## What you should do
Each entry that follows must be output without any deviation.

......

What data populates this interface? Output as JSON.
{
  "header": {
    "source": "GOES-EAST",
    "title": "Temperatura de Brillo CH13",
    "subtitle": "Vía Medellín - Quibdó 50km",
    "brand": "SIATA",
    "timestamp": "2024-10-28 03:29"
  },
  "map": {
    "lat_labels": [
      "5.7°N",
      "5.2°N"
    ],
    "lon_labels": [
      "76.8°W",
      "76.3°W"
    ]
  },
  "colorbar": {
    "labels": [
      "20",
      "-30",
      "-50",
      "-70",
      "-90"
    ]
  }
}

......

## Correct output
What data populates this interface? Output as JSON.
{
  "header": {
    "source": "GOES-EAST",
    "title": "Temperatura de Brillo CH13",
    "subtitle": "Vía Medellín - Quibdó 50km",
    "brand": "SIATA",
    "timestamp": "2024-10-28 03:29"
  },
  "map": {
    "lat_labels": [
      "5.7°N",
      "5.2°N"
    ],
    "lon_labels": [
      "76.8°W",
      "76.3°W"
    ]
  },
  "colorbar": {
    "labels": [
      "20",
      "-30",
      "-50",
      "-70",
      "-90"
    ]
  }
}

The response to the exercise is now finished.